* [TEXTO SUMINISTRADO]
• UCCAEP impulsa impuesto contra el salario de la clase trabajadora del sector público.
  • Dirigencias sindicales y Frente Amplio callan ante los ataques de los de arriba.

Por Víctor Artavia Quirós

El 23 de marzo, la Unión Costarricense de Cámaras de la Empresa Privada (UCCAEP), anunció a través de su presidente Álvaro Saénz, que impulsaría un proyecto de ley para instaurar un impuesto “solidario” a los trabajadores y trabajadoras del sector público. Pocas horas después, el diputado de la Unidad Social Cristiana (PUSC) Rodolfo Peña, presentó el proyecto de ley “Contribución solidaria de funcionarios públicos con altas remuneraciones y de las pensiones para la atención del COVID-19”, para que en los próximos días sea discutido en el plenario legislativo.

Este es un proyecto cuyo énfasis es recargar el costo de la crisis abierta por la pandemia de COVID-19 sobre la clase trabajadora. Esto queda patente al inicio del texto, donde se fundamenta la propuesta de la siguiente manera:Pedirle a otros segmentos de la población que deben contribuir, es una necesidad y un compromiso para preservar el Estado Social de Derecho que disfrutamos…En ese sentido, el objetivo de este proyecto de ley es trasladarle al Gobierno Central un contribución solidaria obligatoria de los funcionarios del sector público”.

* [TAREA] Indique si cada afirmación concuerda con el texto sobre el impuesto "solidario" al sector público y responda sí o no, citando literalmente las palabras decisivas del texto. (a) La UCCAEP hizo su anuncio el 23 de abril. (b) El anuncio de la UCCAEP lo hizo su presidente, Álvaro Saénz. (c) El proyecto de ley lo presentó un diputado de la Unidad Social Cristiana.

* [MATERIAL SUMINISTRADO]
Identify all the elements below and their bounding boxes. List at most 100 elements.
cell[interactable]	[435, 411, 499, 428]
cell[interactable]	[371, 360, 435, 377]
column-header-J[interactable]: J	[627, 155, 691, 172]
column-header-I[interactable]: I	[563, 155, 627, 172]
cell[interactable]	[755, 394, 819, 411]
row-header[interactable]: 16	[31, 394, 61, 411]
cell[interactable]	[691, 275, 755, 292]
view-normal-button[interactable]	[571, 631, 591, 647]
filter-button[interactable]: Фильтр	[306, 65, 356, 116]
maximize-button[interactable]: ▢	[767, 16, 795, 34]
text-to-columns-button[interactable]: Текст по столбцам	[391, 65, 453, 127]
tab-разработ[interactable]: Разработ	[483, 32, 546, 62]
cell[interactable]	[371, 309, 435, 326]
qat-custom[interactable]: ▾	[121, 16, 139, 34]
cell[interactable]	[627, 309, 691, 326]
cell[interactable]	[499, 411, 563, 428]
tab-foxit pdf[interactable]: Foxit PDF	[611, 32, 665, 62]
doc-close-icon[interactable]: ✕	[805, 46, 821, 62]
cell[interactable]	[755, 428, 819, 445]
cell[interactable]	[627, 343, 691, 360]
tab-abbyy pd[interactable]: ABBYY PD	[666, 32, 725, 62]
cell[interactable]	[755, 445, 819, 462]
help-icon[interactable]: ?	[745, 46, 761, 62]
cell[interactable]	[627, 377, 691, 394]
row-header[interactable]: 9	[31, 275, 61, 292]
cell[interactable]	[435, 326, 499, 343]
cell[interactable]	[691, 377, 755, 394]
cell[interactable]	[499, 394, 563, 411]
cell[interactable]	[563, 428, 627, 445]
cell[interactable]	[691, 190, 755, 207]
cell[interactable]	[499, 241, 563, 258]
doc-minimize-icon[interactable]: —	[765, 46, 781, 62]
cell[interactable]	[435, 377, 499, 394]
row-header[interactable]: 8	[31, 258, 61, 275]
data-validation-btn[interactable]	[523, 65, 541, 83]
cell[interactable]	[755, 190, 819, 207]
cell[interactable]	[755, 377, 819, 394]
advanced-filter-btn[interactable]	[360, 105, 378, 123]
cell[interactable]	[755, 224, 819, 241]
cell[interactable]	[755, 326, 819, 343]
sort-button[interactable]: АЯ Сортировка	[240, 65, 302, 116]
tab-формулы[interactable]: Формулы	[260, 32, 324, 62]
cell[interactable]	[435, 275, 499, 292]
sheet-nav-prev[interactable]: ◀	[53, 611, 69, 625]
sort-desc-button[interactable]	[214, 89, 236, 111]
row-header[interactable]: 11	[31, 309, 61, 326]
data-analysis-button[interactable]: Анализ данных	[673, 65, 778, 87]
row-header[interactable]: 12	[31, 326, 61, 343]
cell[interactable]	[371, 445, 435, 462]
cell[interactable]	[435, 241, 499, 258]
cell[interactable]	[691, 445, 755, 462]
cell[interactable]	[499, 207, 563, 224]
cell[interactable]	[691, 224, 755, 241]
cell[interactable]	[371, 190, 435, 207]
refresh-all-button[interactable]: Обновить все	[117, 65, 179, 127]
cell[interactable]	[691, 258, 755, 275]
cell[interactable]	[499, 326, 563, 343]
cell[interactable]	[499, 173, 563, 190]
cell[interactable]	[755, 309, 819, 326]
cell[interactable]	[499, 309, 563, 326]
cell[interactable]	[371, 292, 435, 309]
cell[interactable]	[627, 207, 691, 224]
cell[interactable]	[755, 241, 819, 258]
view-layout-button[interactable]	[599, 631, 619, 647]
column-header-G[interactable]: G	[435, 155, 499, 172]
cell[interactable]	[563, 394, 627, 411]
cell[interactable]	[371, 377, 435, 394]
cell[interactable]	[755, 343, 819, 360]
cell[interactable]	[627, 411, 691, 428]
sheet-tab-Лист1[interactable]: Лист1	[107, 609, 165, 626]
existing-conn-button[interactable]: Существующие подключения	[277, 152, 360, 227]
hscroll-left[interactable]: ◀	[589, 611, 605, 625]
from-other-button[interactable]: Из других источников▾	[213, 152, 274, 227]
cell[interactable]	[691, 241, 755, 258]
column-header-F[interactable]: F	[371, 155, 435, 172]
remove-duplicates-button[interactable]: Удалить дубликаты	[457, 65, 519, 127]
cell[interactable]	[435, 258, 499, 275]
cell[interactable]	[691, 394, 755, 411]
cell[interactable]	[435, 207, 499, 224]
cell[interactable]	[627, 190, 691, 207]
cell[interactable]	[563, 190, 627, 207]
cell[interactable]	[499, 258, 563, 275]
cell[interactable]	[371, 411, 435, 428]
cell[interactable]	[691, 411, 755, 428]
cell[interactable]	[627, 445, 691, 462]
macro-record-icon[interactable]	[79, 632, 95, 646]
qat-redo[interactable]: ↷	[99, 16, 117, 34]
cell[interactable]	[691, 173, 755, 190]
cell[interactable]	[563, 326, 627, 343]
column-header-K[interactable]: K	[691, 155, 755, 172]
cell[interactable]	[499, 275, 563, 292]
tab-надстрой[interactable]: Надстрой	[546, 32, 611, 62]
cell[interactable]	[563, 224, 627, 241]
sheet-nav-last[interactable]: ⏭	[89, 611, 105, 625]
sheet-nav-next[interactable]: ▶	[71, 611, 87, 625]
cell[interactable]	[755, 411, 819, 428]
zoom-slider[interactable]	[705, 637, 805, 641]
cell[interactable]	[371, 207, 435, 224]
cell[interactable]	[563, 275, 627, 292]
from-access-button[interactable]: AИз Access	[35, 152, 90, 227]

* [SOLUCIÓN DE LA TAREA]
(a) No: "El 23 de marzo, la Unión Costarricense de Cámaras de la Empresa Privada (UCCAEP), anunció"
(b) Sí: "anunció a través de su presidente Álvaro Saénz"
(c) Sí: "el diputado de la Unidad Social Cristiana (PUSC) Rodolfo Peña, presentó el proyecto de ley"